What to do.
Each line below that contains "this" counts once; report the total and nothing more.

——————————

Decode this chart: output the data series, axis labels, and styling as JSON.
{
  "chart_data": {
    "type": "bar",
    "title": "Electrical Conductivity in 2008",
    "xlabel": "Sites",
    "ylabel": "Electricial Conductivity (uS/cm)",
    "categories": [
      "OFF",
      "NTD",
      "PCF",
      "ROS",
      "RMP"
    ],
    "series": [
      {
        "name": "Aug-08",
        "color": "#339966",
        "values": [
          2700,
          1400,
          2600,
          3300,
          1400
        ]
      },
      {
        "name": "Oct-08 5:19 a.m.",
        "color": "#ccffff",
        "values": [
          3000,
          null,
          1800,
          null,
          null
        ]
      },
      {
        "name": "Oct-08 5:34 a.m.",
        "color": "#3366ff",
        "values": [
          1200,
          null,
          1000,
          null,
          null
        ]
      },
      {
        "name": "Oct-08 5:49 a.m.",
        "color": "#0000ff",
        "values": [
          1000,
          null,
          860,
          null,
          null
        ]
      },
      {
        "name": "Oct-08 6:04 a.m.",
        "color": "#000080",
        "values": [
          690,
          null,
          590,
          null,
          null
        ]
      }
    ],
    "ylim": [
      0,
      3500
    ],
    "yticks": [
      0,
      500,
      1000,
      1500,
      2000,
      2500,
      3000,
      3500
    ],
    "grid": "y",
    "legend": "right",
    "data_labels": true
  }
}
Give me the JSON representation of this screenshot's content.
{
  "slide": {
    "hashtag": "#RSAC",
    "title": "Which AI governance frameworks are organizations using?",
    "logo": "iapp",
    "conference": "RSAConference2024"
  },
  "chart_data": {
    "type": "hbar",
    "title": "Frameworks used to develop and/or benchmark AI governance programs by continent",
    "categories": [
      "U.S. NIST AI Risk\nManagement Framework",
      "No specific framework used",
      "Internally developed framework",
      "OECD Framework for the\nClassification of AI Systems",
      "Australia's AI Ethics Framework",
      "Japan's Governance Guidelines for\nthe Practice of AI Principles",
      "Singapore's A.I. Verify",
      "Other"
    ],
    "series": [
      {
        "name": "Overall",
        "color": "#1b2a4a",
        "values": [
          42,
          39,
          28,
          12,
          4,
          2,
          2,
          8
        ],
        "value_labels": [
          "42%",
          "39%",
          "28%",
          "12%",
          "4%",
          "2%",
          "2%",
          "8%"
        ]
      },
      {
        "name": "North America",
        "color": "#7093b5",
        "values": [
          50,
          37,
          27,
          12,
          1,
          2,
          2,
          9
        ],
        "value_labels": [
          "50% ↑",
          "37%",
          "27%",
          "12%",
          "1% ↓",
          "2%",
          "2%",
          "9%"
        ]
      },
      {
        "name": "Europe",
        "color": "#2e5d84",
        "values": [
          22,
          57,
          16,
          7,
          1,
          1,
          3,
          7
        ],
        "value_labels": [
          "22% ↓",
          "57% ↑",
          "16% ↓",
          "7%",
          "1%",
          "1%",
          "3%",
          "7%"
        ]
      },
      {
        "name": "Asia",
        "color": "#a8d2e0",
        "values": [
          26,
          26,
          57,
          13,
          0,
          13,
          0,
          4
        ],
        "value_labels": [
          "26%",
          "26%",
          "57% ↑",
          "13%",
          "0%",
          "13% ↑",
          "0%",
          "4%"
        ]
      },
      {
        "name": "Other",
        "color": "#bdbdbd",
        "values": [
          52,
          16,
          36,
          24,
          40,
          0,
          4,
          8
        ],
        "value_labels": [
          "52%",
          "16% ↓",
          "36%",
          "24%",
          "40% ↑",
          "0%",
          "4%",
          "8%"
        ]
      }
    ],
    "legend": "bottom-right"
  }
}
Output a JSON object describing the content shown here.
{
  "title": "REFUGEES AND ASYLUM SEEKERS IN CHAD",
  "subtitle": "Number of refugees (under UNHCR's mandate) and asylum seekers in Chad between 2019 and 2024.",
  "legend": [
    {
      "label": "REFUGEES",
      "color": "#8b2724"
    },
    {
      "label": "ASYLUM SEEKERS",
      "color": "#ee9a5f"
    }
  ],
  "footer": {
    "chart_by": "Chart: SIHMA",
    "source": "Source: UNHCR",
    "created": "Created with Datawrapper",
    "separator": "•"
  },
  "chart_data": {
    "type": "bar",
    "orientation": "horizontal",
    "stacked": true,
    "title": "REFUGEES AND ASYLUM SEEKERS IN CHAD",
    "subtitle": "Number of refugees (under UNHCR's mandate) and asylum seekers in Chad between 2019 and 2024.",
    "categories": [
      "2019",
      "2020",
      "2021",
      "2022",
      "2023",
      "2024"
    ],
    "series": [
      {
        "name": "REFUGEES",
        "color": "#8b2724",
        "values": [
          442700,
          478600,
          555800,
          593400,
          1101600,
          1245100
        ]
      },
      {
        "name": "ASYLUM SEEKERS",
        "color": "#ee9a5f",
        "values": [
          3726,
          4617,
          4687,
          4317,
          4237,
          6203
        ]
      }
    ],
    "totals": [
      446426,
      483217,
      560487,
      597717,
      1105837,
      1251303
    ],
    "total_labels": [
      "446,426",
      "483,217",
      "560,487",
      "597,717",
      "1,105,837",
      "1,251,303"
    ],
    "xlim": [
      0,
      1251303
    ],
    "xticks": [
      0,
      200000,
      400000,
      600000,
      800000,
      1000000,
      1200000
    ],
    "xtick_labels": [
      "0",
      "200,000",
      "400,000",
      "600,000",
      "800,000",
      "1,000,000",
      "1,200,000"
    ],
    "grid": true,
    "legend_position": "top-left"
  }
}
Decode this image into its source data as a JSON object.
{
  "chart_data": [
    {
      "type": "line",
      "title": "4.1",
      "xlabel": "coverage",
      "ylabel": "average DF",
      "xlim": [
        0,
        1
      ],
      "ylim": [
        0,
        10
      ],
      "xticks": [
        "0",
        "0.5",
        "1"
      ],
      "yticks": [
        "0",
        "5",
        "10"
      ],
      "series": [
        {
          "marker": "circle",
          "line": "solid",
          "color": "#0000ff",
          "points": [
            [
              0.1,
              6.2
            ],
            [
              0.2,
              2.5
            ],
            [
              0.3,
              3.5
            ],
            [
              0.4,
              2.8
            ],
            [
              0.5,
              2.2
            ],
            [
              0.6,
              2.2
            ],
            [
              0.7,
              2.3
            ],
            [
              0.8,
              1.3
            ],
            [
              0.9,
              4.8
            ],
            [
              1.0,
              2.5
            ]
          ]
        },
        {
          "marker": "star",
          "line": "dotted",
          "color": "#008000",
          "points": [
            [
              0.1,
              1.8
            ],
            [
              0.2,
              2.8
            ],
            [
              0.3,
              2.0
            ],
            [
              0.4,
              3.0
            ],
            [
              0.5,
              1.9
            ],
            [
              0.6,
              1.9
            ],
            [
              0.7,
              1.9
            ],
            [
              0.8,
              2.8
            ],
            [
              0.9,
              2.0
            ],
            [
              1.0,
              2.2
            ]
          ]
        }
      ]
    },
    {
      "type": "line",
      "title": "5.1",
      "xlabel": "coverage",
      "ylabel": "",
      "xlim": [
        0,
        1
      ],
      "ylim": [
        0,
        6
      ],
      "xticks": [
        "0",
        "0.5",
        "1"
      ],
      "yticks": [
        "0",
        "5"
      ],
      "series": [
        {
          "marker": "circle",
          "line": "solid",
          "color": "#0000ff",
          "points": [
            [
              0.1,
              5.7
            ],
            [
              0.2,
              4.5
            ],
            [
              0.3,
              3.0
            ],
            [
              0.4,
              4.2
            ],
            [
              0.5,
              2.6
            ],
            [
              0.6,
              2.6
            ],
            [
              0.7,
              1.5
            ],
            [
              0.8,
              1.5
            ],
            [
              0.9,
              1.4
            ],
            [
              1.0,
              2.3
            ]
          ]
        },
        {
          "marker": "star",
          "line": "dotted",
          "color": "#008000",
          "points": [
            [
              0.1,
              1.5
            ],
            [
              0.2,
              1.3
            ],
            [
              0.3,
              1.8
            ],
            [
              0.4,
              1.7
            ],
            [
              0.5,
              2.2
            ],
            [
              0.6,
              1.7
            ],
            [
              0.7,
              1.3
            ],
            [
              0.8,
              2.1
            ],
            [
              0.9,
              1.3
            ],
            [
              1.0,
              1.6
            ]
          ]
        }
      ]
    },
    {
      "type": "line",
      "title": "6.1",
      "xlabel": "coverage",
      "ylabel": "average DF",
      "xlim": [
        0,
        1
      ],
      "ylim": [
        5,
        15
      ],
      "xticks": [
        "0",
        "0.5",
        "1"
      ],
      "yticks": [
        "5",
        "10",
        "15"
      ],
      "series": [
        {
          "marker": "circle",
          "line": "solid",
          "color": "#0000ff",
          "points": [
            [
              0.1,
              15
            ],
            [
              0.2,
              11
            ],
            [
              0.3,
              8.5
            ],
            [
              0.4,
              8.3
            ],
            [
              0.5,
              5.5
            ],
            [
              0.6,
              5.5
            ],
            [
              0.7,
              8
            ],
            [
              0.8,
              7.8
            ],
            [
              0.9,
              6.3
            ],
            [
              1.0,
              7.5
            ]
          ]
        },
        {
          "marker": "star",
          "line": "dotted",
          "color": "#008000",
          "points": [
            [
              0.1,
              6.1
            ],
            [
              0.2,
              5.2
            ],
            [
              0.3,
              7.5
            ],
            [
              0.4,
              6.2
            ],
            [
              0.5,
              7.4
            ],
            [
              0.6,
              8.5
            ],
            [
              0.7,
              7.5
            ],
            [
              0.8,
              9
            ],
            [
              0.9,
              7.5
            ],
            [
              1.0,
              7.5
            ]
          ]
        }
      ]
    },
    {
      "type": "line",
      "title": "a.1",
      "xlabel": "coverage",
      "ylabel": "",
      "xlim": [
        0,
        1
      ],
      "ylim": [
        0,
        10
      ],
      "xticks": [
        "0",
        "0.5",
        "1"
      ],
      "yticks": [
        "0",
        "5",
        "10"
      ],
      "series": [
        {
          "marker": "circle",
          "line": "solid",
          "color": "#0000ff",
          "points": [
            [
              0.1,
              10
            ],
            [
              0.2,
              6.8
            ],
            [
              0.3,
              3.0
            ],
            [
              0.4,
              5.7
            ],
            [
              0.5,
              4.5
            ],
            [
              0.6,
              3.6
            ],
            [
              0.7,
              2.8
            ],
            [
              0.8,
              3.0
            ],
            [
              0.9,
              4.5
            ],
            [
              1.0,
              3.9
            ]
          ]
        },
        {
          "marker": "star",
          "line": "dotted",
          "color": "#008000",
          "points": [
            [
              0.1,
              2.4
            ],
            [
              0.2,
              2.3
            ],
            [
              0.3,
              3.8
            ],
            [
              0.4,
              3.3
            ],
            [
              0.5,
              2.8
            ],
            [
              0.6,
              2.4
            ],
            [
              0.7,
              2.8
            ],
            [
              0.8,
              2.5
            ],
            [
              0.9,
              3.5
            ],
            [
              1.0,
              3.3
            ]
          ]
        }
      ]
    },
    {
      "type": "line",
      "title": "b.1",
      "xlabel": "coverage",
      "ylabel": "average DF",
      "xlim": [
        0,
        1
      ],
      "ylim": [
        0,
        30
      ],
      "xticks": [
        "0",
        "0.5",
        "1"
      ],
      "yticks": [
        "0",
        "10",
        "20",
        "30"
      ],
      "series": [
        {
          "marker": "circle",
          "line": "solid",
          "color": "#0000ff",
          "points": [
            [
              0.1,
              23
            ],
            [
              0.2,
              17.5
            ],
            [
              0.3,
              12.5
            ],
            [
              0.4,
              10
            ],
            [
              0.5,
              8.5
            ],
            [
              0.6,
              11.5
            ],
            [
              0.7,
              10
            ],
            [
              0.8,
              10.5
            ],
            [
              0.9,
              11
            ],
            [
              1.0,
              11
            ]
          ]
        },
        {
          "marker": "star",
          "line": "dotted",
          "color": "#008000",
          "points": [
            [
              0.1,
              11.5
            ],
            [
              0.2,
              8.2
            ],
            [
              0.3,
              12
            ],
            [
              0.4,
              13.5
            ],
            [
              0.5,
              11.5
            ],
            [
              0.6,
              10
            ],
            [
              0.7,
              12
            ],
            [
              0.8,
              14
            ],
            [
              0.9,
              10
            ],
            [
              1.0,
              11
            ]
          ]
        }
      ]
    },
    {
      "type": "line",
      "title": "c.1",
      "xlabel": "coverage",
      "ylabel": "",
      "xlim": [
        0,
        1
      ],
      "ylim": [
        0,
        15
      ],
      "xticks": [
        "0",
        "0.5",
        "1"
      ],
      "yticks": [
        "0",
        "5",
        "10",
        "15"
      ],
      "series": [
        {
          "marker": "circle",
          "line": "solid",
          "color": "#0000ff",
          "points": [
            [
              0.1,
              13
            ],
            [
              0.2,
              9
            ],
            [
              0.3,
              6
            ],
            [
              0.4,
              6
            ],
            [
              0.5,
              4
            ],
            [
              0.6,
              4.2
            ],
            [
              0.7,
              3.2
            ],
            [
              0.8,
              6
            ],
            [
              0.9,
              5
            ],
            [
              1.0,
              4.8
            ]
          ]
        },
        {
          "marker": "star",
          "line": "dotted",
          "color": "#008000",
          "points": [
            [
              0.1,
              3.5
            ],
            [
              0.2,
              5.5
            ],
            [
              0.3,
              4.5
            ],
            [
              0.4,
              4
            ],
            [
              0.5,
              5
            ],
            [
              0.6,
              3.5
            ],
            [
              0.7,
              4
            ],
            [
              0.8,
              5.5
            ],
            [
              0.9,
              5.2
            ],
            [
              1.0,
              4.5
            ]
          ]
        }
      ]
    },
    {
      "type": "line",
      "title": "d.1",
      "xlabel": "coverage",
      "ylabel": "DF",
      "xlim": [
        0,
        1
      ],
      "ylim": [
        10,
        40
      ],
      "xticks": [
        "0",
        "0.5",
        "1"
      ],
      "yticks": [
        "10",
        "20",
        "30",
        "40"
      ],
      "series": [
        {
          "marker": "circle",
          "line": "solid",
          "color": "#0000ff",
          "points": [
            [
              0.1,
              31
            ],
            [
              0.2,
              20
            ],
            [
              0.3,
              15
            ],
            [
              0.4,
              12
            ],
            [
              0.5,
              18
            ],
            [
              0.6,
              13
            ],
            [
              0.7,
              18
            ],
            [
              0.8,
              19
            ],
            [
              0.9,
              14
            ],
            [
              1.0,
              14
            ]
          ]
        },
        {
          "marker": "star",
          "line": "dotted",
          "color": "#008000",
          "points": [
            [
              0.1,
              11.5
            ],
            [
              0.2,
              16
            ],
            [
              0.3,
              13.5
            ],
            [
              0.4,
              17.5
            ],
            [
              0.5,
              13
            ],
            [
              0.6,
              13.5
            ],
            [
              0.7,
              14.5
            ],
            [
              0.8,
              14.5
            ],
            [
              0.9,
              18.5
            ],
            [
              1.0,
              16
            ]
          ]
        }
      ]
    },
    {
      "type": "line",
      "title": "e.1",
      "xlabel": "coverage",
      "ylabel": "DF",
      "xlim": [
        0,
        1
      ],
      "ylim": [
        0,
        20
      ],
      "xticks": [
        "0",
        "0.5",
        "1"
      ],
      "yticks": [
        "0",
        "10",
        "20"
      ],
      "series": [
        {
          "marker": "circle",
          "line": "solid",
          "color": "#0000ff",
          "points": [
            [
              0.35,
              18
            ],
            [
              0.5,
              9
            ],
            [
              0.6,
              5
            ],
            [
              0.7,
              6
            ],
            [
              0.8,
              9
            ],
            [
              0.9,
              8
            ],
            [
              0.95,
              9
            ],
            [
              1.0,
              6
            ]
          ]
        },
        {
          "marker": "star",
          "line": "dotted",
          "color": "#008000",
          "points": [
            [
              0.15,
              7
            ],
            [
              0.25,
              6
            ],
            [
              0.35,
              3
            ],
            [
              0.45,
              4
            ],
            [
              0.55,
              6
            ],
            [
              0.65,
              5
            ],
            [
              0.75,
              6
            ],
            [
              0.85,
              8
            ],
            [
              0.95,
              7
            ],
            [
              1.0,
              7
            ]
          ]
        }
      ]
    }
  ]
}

——————————

Written reply.
3